_RECORDS PROVIDED_:
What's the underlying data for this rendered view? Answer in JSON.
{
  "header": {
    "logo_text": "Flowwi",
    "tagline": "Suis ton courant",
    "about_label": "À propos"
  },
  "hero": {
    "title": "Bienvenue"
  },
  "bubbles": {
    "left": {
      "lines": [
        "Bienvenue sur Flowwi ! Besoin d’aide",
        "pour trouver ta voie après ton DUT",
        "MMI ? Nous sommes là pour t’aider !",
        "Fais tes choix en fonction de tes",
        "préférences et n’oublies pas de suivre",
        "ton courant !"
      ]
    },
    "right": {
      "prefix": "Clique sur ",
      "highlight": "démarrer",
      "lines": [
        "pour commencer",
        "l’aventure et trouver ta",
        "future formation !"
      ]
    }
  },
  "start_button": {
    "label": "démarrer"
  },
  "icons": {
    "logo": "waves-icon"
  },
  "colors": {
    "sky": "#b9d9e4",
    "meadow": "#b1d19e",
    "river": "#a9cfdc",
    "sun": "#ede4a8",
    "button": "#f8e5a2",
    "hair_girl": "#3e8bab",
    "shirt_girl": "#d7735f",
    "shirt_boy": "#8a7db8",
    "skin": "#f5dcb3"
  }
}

_EXERCISE BRIEF_: Take the entries above and copy them out exactly.

_RIGHT ANSWER_:
What's the underlying data for this rendered view? Answer in JSON.
{
  "header": {
    "logo_text": "Flowwi",
    "tagline": "Suis ton courant",
    "about_label": "À propos"
  },
  "hero": {
    "title": "Bienvenue"
  },
  "bubbles": {
    "left": {
      "lines": [
        "Bienvenue sur Flowwi ! Besoin d’aide",
        "pour trouver ta voie après ton DUT",
        "MMI ? Nous sommes là pour t’aider !",
        "Fais tes choix en fonction de tes",
        "préférences et n’oublies pas de suivre",
        "ton courant !"
      ]
    },
    "right": {
      "prefix": "Clique sur ",
      "highlight": "démarrer",
      "lines": [
        "pour commencer",
        "l’aventure et trouver ta",
        "future formation !"
      ]
    }
  },
  "start_button": {
    "label": "démarrer"
  },
  "icons": {
    "logo": "waves-icon"
  },
  "colors": {
    "sky": "#b9d9e4",
    "meadow": "#b1d19e",
    "river": "#a9cfdc",
    "sun": "#ede4a8",
    "button": "#f8e5a2",
    "hair_girl": "#3e8bab",
    "shirt_girl": "#d7735f",
    "shirt_boy": "#8a7db8",
    "skin": "#f5dcb3"
  }
}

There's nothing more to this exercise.